RECORDS FOR THIS EXERCISE
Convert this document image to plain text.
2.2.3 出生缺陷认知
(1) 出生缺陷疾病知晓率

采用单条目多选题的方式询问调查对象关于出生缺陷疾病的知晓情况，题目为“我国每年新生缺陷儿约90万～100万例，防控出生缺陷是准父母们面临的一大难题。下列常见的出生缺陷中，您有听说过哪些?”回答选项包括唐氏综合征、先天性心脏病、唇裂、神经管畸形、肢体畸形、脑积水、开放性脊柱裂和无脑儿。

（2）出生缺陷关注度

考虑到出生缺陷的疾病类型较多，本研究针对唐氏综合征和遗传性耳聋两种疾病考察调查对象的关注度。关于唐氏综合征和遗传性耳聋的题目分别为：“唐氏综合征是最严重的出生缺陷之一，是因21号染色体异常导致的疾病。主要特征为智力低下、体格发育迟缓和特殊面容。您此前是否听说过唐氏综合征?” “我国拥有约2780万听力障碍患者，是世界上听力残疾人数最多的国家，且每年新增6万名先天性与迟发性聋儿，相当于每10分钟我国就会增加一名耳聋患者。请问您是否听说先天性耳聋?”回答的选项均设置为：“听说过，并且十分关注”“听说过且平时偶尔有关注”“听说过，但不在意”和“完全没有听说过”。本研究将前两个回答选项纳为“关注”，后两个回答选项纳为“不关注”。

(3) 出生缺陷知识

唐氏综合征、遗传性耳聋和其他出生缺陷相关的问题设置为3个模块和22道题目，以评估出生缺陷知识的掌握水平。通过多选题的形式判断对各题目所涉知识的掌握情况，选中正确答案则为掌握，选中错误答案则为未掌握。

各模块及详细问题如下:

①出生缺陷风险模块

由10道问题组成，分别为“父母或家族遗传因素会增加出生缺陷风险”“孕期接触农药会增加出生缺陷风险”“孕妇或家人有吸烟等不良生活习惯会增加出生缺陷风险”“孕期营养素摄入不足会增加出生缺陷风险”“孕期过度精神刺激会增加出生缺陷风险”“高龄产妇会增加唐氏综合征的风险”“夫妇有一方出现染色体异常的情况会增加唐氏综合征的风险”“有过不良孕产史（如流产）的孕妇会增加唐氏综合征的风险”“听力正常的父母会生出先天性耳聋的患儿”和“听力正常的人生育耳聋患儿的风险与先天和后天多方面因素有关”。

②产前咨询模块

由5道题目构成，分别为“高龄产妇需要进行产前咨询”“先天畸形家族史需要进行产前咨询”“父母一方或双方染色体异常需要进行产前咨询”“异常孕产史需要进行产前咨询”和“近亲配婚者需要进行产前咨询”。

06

TO BE DONE
Give the records above again, word for word.

SOLUTION TO THIS EXERCISE
Convert this document image to plain text.
2.2.3 出生缺陷认知
(1) 出生缺陷疾病知晓率

采用单条目多选题的方式询问调查对象关于出生缺陷疾病的知晓情况，题目为“我国每年新生缺陷儿约90万～100万例，防控出生缺陷是准父母们面临的一大难题。下列常见的出生缺陷中，您有听说过哪些?”回答选项包括唐氏综合征、先天性心脏病、唇裂、神经管畸形、肢体畸形、脑积水、开放性脊柱裂和无脑儿。

（2）出生缺陷关注度

考虑到出生缺陷的疾病类型较多，本研究针对唐氏综合征和遗传性耳聋两种疾病考察调查对象的关注度。关于唐氏综合征和遗传性耳聋的题目分别为：“唐氏综合征是最严重的出生缺陷之一，是因21号染色体异常导致的疾病。主要特征为智力低下、体格发育迟缓和特殊面容。您此前是否听说过唐氏综合征?” “我国拥有约2780万听力障碍患者，是世界上听力残疾人数最多的国家，且每年新增6万名先天性与迟发性聋儿，相当于每10分钟我国就会增加一名耳聋患者。请问您是否听说先天性耳聋?”回答的选项均设置为：“听说过，并且十分关注”“听说过且平时偶尔有关注”“听说过，但不在意”和“完全没有听说过”。本研究将前两个回答选项纳为“关注”，后两个回答选项纳为“不关注”。

(3) 出生缺陷知识

唐氏综合征、遗传性耳聋和其他出生缺陷相关的问题设置为3个模块和22道题目，以评估出生缺陷知识的掌握水平。通过多选题的形式判断对各题目所涉知识的掌握情况，选中正确答案则为掌握，选中错误答案则为未掌握。

各模块及详细问题如下:

①出生缺陷风险模块

由10道问题组成，分别为“父母或家族遗传因素会增加出生缺陷风险”“孕期接触农药会增加出生缺陷风险”“孕妇或家人有吸烟等不良生活习惯会增加出生缺陷风险”“孕期营养素摄入不足会增加出生缺陷风险”“孕期过度精神刺激会增加出生缺陷风险”“高龄产妇会增加唐氏综合征的风险”“夫妇有一方出现染色体异常的情况会增加唐氏综合征的风险”“有过不良孕产史（如流产）的孕妇会增加唐氏综合征的风险”“听力正常的父母会生出先天性耳聋的患儿”和“听力正常的人生育耳聋患儿的风险与先天和后天多方面因素有关”。

②产前咨询模块

由5道题目构成，分别为“高龄产妇需要进行产前咨询”“先天畸形家族史需要进行产前咨询”“父母一方或双方染色体异常需要进行产前咨询”“异常孕产史需要进行产前咨询”和“近亲配婚者需要进行产前咨询”。

06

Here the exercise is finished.